● TO BE DONE:
Scan the lines below for the word "JSON". Copy each line you find it in.

● Dataset excerpts:
========================
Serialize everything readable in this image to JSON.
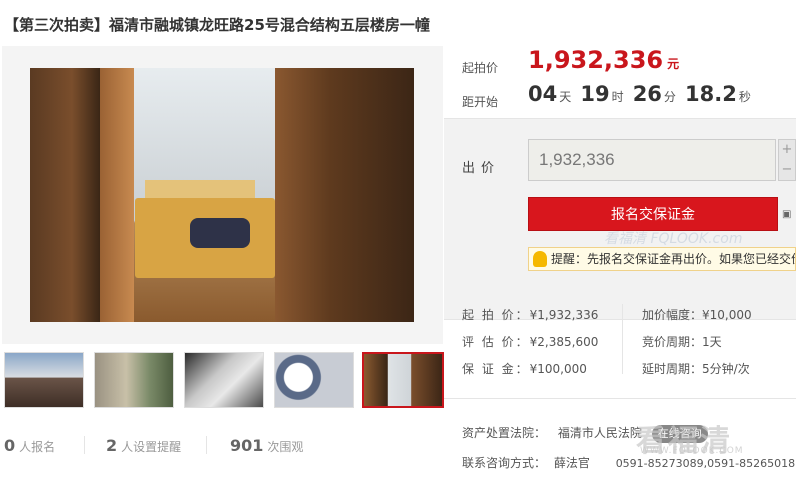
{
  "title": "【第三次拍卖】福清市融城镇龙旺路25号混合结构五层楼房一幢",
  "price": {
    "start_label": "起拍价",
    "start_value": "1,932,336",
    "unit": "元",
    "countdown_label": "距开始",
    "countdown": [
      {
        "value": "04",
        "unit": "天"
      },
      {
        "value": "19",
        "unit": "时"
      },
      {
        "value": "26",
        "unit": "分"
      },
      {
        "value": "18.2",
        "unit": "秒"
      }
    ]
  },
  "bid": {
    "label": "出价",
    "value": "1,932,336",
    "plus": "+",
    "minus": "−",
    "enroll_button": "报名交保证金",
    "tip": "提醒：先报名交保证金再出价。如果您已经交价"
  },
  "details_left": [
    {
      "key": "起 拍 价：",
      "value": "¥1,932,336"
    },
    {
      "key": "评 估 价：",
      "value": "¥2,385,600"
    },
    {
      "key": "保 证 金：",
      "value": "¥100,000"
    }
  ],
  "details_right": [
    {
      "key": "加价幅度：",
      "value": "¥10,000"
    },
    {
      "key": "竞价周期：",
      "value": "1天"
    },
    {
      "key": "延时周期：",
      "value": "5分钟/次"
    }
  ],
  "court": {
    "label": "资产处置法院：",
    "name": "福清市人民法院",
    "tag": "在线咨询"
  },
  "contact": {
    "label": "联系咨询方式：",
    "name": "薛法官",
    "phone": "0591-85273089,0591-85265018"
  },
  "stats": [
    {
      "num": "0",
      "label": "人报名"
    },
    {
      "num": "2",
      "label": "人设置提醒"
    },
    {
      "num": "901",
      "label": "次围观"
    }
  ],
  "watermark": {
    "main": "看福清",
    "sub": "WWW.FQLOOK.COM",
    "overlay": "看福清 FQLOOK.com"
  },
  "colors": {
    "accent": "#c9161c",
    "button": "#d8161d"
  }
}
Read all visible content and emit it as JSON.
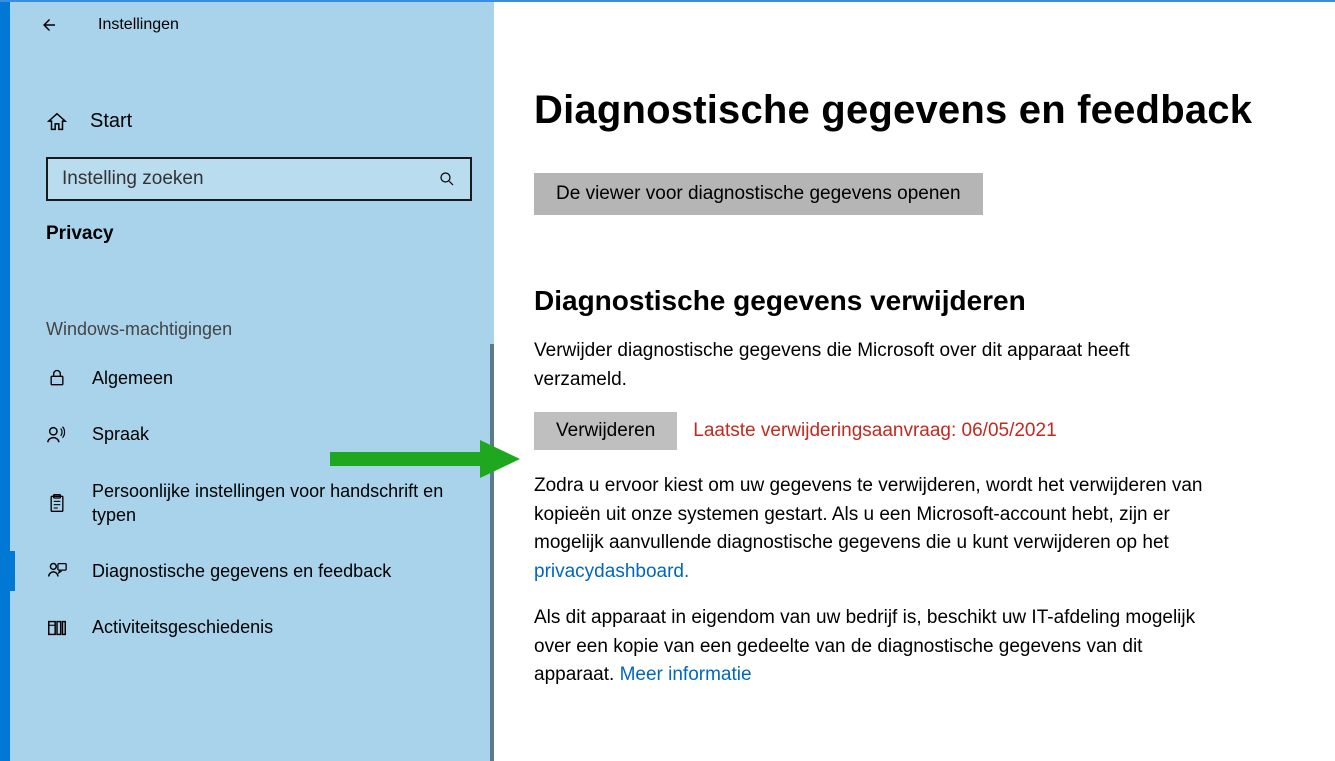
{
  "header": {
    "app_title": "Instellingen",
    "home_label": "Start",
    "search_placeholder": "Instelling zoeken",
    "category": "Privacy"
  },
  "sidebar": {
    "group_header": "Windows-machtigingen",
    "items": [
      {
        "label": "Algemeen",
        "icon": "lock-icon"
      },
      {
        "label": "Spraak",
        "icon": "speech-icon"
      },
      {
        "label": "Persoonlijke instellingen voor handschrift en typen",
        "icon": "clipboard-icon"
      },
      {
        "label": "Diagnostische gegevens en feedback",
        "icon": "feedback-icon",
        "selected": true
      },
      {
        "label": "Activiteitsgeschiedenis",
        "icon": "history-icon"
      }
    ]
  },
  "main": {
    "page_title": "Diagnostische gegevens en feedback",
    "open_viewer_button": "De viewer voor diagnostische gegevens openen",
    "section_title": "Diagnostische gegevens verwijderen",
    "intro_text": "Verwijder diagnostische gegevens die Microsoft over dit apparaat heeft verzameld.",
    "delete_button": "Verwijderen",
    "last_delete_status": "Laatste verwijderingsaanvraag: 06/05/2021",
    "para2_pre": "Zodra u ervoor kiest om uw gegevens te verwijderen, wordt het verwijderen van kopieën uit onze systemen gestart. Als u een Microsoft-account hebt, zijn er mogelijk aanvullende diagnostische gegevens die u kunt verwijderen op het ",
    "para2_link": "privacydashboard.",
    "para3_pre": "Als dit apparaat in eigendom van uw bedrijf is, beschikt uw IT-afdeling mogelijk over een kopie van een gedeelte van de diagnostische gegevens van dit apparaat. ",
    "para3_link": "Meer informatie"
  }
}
========================
● OUTPUT FOR THIS TASK:
Serialize everything readable in this image to JSON.
Read all visible content and emit it as JSON.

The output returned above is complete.